> [What you need to do] Exact reproduction is required for all entries.

'''

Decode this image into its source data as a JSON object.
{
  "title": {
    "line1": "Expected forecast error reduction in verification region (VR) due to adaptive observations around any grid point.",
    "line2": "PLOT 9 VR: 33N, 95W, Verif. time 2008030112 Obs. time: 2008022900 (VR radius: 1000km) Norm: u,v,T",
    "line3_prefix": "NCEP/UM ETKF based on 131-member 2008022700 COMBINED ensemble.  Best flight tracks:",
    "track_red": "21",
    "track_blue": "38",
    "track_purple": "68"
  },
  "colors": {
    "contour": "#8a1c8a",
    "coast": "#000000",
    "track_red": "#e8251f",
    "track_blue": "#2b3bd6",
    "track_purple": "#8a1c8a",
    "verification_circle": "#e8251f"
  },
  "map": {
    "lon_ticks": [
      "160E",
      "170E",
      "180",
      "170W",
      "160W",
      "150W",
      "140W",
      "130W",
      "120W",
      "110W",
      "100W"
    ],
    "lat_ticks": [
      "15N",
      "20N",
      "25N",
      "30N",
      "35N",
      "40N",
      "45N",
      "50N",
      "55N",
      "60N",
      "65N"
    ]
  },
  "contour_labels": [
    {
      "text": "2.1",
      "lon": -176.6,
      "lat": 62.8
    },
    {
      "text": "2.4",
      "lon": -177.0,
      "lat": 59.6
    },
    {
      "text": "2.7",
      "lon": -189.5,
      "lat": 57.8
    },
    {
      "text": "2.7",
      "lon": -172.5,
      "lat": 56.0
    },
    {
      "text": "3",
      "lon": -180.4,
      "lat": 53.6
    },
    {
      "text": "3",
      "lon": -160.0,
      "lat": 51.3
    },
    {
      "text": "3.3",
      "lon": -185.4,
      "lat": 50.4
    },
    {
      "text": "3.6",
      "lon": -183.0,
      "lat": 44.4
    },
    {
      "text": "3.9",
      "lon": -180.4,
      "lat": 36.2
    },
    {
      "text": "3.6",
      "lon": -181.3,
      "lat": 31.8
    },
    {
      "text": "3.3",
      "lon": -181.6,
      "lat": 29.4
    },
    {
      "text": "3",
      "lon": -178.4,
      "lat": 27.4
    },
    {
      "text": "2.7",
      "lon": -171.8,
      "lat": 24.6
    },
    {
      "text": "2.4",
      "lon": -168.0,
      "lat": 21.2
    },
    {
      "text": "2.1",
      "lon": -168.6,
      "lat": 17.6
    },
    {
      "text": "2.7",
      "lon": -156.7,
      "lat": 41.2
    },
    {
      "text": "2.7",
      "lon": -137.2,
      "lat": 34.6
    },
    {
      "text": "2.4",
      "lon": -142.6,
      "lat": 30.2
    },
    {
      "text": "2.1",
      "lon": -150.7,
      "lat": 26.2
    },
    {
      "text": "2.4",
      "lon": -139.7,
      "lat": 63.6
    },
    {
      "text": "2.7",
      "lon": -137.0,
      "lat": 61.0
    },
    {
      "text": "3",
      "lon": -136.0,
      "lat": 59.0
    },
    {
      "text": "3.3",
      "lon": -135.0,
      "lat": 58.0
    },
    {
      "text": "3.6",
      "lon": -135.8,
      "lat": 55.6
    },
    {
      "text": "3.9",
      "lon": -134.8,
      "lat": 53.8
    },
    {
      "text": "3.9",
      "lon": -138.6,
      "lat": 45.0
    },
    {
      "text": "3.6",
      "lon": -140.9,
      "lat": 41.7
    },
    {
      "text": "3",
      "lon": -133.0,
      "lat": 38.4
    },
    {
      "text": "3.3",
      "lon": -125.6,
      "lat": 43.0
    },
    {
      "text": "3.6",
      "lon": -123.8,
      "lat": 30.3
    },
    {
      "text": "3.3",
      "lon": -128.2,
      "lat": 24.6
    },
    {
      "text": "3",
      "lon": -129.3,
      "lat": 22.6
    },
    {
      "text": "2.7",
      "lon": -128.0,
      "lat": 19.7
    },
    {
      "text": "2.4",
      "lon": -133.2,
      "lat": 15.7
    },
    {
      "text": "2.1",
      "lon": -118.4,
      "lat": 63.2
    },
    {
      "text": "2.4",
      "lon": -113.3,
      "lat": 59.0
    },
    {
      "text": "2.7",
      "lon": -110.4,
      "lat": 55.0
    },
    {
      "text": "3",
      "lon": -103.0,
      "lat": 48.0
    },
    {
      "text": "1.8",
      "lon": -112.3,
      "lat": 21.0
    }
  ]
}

'''

> [Result below]
Decode this image into its source data as a JSON object.
{
  "title": {
    "line1": "Expected forecast error reduction in verification region (VR) due to adaptive observations around any grid point.",
    "line2": "PLOT 9 VR: 33N, 95W, Verif. time 2008030112 Obs. time: 2008022900 (VR radius: 1000km) Norm: u,v,T",
    "line3_prefix": "NCEP/UM ETKF based on 131-member 2008022700 COMBINED ensemble.  Best flight tracks:",
    "track_red": "21",
    "track_blue": "38",
    "track_purple": "68"
  },
  "colors": {
    "contour": "#8a1c8a",
    "coast": "#000000",
    "track_red": "#e8251f",
    "track_blue": "#2b3bd6",
    "track_purple": "#8a1c8a",
    "verification_circle": "#e8251f"
  },
  "map": {
    "lon_ticks": [
      "160E",
      "170E",
      "180",
      "170W",
      "160W",
      "150W",
      "140W",
      "130W",
      "120W",
      "110W",
      "100W"
    ],
    "lat_ticks": [
      "15N",
      "20N",
      "25N",
      "30N",
      "35N",
      "40N",
      "45N",
      "50N",
      "55N",
      "60N",
      "65N"
    ]
  },
  "contour_labels": [
    {
      "text": "2.1",
      "lon": -176.6,
      "lat": 62.8
    },
    {
      "text": "2.4",
      "lon": -177.0,
      "lat": 59.6
    },
    {
      "text": "2.7",
      "lon": -189.5,
      "lat": 57.8
    },
    {
      "text": "2.7",
      "lon": -172.5,
      "lat": 56.0
    },
    {
      "text": "3",
      "lon": -180.4,
      "lat": 53.6
    },
    {
      "text": "3",
      "lon": -160.0,
      "lat": 51.3
    },
    {
      "text": "3.3",
      "lon": -185.4,
      "lat": 50.4
    },
    {
      "text": "3.6",
      "lon": -183.0,
      "lat": 44.4
    },
    {
      "text": "3.9",
      "lon": -180.4,
      "lat": 36.2
    },
    {
      "text": "3.6",
      "lon": -181.3,
      "lat": 31.8
    },
    {
      "text": "3.3",
      "lon": -181.6,
      "lat": 29.4
    },
    {
      "text": "3",
      "lon": -178.4,
      "lat": 27.4
    },
    {
      "text": "2.7",
      "lon": -171.8,
      "lat": 24.6
    },
    {
      "text": "2.4",
      "lon": -168.0,
      "lat": 21.2
    },
    {
      "text": "2.1",
      "lon": -168.6,
      "lat": 17.6
    },
    {
      "text": "2.7",
      "lon": -156.7,
      "lat": 41.2
    },
    {
      "text": "2.7",
      "lon": -137.2,
      "lat": 34.6
    },
    {
      "text": "2.4",
      "lon": -142.6,
      "lat": 30.2
    },
    {
      "text": "2.1",
      "lon": -150.7,
      "lat": 26.2
    },
    {
      "text": "2.4",
      "lon": -139.7,
      "lat": 63.6
    },
    {
      "text": "2.7",
      "lon": -137.0,
      "lat": 61.0
    },
    {
      "text": "3",
      "lon": -136.0,
      "lat": 59.0
    },
    {
      "text": "3.3",
      "lon": -135.0,
      "lat": 58.0
    },
    {
      "text": "3.6",
      "lon": -135.8,
      "lat": 55.6
    },
    {
      "text": "3.9",
      "lon": -134.8,
      "lat": 53.8
    },
    {
      "text": "3.9",
      "lon": -138.6,
      "lat": 45.0
    },
    {
      "text": "3.6",
      "lon": -140.9,
      "lat": 41.7
    },
    {
      "text": "3",
      "lon": -133.0,
      "lat": 38.4
    },
    {
      "text": "3.3",
      "lon": -125.6,
      "lat": 43.0
    },
    {
      "text": "3.6",
      "lon": -123.8,
      "lat": 30.3
    },
    {
      "text": "3.3",
      "lon": -128.2,
      "lat": 24.6
    },
    {
      "text": "3",
      "lon": -129.3,
      "lat": 22.6
    },
    {
      "text": "2.7",
      "lon": -128.0,
      "lat": 19.7
    },
    {
      "text": "2.4",
      "lon": -133.2,
      "lat": 15.7
    },
    {
      "text": "2.1",
      "lon": -118.4,
      "lat": 63.2
    },
    {
      "text": "2.4",
      "lon": -113.3,
      "lat": 59.0
    },
    {
      "text": "2.7",
      "lon": -110.4,
      "lat": 55.0
    },
    {
      "text": "3",
      "lon": -103.0,
      "lat": 48.0
    },
    {
      "text": "1.8",
      "lon": -112.3,
      "lat": 21.0
    }
  ]
}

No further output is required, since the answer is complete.